SET PROBLEM:
Only the number is wanted: how many lines contain the word "marker"?

------------------------------------

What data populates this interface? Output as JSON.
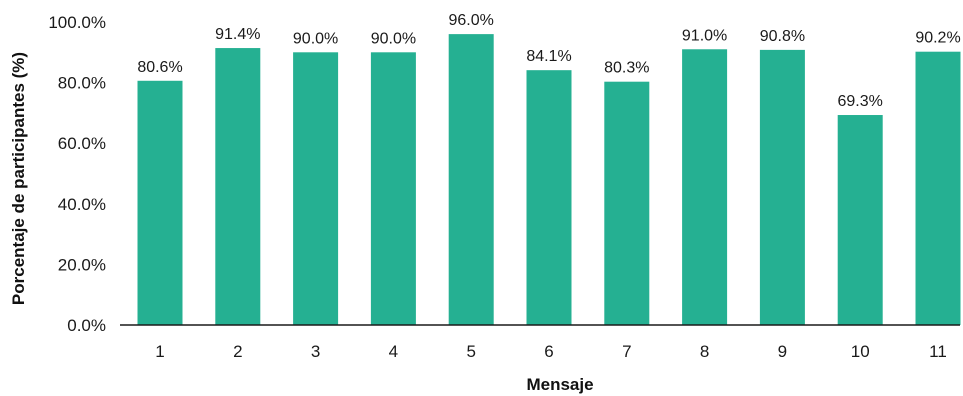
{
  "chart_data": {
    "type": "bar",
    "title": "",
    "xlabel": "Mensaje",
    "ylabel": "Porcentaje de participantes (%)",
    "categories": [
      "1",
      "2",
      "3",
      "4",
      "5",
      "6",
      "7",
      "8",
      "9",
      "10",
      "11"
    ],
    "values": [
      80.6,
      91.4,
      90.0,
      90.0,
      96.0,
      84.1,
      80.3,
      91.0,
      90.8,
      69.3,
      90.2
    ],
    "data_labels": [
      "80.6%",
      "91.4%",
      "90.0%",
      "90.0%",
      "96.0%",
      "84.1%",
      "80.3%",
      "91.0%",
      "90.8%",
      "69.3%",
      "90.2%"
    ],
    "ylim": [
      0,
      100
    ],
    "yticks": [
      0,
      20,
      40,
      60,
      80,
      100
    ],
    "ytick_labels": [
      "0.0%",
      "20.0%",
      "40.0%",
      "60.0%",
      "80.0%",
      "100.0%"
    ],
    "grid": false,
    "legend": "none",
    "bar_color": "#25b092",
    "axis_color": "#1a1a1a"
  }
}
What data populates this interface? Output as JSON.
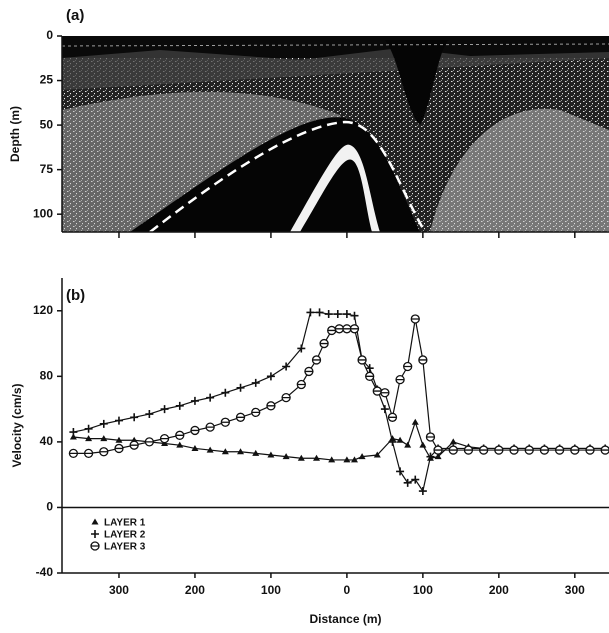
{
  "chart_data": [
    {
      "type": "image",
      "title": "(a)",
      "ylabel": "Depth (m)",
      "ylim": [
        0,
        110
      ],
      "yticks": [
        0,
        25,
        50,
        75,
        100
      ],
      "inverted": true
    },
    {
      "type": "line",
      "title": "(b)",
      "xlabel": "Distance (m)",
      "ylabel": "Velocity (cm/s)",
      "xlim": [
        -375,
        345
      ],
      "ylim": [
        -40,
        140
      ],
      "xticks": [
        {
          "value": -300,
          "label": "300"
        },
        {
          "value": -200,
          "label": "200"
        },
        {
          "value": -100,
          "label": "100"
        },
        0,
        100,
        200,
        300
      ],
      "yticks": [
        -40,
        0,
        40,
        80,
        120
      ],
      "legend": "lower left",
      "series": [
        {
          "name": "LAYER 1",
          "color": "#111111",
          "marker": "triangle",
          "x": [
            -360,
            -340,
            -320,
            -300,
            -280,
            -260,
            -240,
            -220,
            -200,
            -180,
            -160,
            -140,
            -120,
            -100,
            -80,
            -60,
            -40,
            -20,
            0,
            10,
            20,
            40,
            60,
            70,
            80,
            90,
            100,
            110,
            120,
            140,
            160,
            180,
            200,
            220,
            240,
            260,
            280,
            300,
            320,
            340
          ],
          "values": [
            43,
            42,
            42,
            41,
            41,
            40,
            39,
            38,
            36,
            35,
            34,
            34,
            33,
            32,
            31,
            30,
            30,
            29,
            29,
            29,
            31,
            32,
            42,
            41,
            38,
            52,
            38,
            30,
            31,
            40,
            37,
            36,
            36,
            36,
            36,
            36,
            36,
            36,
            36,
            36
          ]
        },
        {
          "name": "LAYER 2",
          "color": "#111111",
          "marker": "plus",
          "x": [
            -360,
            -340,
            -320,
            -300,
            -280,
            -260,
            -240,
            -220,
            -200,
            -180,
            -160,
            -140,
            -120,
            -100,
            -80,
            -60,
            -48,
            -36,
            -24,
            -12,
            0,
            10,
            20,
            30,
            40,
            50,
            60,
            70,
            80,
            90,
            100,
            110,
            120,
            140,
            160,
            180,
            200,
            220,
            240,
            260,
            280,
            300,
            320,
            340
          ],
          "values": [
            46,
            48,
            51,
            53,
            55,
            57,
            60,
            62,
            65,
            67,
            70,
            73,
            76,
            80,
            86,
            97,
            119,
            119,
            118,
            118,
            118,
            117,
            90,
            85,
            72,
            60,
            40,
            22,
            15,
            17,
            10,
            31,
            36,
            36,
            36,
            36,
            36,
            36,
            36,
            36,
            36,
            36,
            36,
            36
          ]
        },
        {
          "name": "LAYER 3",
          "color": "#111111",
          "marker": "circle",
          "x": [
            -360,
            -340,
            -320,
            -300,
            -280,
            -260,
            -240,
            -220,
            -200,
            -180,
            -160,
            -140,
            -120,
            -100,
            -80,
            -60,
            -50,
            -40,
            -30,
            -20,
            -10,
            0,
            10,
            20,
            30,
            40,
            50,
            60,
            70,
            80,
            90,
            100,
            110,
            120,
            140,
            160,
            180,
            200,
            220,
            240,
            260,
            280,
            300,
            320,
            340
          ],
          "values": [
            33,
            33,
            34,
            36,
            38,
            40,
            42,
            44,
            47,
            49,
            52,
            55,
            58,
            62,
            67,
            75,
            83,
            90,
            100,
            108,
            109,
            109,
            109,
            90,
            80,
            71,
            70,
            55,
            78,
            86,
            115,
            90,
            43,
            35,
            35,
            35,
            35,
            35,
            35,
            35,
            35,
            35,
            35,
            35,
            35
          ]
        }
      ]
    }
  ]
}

------------------------------------

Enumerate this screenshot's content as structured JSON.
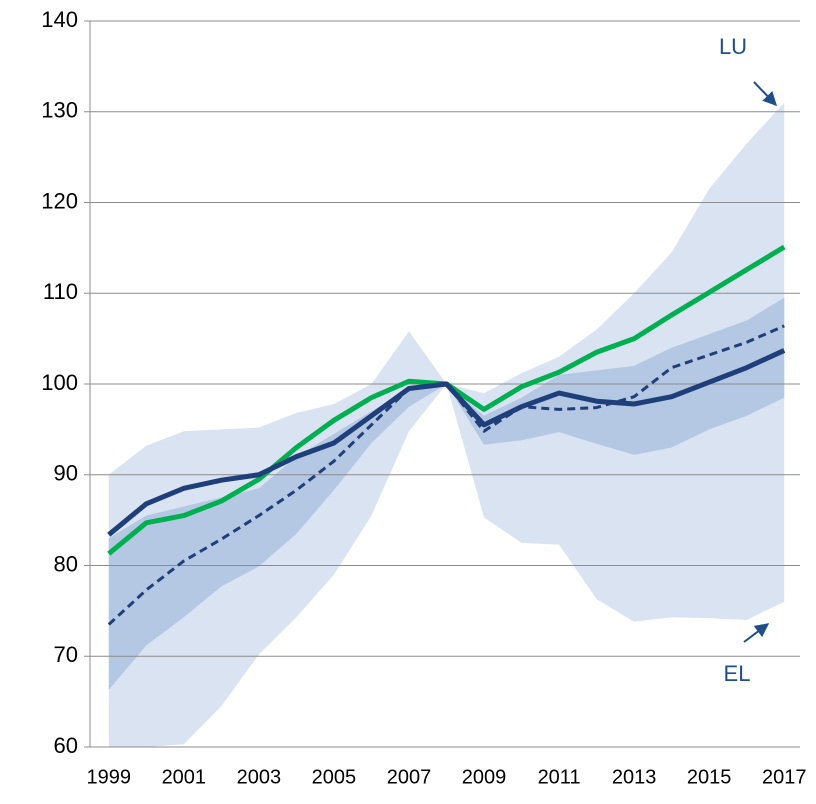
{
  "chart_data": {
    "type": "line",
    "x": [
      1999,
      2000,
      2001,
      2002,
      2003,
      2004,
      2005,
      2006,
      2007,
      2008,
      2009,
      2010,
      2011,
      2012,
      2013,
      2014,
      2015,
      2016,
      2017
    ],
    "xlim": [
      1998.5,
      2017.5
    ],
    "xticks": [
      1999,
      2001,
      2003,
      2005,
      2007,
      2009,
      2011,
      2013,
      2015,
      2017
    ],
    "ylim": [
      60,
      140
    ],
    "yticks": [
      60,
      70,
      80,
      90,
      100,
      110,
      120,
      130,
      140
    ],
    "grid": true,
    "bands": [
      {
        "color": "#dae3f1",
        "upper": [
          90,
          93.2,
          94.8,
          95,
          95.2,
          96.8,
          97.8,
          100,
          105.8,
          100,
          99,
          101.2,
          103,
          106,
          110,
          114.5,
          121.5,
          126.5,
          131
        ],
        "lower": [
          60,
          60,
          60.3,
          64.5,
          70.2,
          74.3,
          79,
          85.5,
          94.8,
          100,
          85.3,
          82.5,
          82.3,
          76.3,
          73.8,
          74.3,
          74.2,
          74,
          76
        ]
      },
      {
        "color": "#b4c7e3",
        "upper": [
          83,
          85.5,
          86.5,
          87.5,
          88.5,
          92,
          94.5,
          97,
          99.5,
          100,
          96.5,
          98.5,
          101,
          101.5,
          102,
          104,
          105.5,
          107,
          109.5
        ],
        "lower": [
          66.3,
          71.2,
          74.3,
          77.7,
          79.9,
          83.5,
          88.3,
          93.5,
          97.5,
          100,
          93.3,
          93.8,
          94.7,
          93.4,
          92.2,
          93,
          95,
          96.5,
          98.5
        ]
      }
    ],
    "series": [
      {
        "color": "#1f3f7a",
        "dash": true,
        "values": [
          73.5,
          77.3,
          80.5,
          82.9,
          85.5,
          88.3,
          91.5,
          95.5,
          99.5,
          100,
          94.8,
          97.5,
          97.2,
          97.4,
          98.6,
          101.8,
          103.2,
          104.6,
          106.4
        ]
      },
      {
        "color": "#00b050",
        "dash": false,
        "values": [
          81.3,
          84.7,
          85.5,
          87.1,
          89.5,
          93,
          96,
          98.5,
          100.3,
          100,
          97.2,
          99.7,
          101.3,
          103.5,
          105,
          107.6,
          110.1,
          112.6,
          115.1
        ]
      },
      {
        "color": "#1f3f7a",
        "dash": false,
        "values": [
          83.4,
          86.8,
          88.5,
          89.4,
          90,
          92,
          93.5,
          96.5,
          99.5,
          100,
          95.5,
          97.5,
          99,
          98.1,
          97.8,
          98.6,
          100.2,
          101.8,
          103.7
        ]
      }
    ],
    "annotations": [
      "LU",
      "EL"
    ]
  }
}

------------------------------------

RESPONSE:
3